> TASK INSTRUCTIONS: From the listing below, pull out all lines with "JSON" in them.

> Records about charts and figures:
* * * * *

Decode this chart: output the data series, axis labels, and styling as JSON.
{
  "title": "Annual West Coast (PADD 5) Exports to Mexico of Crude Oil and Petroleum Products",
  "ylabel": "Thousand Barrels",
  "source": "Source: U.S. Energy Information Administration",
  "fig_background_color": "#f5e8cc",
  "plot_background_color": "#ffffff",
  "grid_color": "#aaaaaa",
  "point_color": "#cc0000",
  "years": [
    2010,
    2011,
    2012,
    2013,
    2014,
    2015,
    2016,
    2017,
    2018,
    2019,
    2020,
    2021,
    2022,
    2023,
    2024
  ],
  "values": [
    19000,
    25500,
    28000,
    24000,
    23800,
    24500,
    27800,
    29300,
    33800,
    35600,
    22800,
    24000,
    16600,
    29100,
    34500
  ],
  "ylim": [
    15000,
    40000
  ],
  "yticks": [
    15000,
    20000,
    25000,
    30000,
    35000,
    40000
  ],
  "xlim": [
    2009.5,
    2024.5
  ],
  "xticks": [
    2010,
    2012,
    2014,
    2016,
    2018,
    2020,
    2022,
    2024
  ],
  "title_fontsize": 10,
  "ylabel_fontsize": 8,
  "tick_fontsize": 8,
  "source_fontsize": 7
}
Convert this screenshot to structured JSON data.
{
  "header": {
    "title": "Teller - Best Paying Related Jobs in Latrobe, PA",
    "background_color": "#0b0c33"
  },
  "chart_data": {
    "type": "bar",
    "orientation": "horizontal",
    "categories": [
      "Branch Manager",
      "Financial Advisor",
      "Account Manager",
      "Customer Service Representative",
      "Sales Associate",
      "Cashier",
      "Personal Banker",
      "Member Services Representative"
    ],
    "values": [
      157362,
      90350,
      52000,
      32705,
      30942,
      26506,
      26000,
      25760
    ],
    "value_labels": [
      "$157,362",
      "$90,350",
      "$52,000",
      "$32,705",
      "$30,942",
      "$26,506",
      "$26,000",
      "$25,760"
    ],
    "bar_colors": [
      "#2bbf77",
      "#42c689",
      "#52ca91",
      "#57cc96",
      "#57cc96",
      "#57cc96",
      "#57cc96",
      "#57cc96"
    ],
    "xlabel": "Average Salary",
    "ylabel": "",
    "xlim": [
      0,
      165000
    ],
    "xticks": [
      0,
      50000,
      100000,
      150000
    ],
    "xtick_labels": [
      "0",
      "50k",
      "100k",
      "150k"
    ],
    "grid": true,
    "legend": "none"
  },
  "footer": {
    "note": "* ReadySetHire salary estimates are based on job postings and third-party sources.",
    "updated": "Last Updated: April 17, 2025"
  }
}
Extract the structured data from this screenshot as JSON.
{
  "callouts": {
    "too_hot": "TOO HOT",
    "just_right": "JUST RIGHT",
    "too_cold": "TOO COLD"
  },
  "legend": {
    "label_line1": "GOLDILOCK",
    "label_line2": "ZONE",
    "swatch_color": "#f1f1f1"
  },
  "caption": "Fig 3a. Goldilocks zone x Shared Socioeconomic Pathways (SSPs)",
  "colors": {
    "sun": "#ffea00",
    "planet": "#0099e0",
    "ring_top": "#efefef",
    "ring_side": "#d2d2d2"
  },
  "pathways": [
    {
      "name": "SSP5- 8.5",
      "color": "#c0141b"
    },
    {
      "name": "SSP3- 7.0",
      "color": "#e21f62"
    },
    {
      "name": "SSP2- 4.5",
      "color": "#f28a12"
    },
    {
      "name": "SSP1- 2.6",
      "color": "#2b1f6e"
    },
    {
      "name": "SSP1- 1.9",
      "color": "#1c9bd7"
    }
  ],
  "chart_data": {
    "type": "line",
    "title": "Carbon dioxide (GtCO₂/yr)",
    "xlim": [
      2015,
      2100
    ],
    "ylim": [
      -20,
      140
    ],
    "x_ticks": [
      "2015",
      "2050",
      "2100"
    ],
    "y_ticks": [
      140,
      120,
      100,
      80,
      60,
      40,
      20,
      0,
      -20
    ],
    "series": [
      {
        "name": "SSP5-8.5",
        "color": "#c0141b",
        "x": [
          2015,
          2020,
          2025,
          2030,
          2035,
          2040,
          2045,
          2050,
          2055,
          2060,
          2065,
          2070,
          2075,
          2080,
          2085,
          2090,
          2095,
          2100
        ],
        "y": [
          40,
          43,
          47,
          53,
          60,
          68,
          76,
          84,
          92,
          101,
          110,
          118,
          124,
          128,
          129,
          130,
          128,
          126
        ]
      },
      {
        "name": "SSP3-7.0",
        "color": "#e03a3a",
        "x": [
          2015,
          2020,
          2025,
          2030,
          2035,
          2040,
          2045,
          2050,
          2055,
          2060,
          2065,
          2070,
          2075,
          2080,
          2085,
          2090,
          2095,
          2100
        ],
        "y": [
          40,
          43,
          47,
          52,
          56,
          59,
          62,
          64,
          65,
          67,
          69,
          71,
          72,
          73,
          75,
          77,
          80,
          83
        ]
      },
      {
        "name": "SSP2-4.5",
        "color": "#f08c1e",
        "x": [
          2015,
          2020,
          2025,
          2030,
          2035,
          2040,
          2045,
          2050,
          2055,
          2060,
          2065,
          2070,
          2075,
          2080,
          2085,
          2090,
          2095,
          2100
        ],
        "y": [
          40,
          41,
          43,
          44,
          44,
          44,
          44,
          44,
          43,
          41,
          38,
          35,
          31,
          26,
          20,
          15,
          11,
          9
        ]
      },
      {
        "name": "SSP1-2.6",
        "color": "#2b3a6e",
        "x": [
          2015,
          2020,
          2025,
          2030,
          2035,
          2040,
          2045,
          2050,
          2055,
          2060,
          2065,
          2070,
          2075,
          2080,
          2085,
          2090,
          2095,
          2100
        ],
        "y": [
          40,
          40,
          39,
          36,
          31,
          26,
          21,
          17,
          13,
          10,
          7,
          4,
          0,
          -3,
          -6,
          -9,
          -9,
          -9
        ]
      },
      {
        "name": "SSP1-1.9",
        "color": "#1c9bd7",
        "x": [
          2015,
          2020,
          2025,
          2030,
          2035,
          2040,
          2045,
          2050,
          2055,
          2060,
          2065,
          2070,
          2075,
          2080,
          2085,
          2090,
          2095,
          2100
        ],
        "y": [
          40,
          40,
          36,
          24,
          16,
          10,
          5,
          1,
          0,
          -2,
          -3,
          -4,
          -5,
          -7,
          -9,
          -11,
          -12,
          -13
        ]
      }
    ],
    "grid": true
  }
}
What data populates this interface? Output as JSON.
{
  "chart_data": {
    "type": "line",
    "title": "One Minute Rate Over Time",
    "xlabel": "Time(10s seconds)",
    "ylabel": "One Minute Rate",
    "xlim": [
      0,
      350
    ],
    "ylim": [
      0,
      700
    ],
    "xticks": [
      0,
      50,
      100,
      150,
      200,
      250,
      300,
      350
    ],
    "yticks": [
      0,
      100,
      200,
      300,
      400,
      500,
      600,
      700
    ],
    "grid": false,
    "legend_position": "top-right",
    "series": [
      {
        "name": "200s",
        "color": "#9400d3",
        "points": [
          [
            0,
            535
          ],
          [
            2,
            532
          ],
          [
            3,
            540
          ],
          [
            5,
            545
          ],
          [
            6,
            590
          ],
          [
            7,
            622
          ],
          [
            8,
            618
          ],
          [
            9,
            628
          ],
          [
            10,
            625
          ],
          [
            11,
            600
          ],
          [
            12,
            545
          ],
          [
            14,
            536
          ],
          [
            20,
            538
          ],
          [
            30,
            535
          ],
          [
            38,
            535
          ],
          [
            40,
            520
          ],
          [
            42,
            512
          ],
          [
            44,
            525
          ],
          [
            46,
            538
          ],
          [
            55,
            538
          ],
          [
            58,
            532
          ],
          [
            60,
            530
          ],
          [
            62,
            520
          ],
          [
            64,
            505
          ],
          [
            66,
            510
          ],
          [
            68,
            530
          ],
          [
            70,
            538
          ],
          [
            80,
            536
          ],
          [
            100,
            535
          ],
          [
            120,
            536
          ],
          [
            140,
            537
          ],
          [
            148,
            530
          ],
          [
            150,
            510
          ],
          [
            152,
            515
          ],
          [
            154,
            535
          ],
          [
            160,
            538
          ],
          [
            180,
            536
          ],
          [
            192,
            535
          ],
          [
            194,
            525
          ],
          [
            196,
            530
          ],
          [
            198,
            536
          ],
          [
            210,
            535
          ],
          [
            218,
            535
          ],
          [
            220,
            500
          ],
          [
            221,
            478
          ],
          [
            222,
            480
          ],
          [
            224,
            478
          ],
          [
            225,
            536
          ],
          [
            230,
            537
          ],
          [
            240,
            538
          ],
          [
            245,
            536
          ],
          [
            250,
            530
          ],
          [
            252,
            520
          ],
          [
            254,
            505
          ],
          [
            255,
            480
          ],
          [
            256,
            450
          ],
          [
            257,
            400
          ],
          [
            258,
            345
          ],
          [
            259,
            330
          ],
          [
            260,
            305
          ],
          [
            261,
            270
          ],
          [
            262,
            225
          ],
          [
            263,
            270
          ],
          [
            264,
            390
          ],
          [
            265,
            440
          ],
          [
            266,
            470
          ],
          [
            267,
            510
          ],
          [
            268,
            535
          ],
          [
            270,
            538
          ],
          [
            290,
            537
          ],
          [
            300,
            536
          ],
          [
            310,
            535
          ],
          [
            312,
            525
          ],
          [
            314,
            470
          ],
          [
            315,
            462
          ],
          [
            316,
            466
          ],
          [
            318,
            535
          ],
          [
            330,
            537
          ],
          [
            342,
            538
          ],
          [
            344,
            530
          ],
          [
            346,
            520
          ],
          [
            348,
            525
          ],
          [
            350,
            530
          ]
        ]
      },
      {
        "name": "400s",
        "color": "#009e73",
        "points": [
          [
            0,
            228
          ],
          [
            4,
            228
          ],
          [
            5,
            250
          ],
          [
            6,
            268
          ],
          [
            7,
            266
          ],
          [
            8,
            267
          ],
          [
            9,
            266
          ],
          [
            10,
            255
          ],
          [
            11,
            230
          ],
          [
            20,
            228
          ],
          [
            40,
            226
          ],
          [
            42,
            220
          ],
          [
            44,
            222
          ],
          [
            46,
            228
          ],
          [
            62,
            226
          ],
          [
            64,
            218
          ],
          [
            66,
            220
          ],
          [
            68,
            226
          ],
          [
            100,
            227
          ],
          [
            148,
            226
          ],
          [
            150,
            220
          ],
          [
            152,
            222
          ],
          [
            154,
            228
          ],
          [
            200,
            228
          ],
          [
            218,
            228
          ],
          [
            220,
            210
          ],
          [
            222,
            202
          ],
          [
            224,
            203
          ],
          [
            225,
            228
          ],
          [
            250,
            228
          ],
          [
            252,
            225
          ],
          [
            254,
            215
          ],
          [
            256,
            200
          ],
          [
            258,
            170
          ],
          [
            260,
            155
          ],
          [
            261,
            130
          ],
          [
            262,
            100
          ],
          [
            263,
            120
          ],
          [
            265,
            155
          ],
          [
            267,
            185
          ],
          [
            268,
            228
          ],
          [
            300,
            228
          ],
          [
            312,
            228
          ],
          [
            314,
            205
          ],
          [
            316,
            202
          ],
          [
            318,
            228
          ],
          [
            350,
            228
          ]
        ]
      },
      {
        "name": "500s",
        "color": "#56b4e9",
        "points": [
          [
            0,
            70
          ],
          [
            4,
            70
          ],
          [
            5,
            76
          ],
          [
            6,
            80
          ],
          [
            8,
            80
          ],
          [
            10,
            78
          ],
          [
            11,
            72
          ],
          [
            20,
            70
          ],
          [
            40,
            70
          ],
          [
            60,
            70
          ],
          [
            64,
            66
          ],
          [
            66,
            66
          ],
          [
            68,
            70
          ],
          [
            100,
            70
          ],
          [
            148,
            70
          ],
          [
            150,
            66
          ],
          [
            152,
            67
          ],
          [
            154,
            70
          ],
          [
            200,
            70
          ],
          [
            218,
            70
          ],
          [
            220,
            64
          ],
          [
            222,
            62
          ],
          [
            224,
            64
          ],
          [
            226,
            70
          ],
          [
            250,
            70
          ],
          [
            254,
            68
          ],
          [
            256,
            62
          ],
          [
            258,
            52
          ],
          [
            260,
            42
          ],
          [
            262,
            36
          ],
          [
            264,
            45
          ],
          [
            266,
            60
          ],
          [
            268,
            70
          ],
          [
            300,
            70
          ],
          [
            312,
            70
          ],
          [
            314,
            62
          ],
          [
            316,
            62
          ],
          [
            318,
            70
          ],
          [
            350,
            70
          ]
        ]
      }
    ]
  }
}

* * * * *

> RESULT:
Decode this chart: output the data series, axis labels, and styling as JSON.
Convert this screenshot to structured JSON data.
Extract the structured data from this screenshot as JSON.
What data populates this interface? Output as JSON.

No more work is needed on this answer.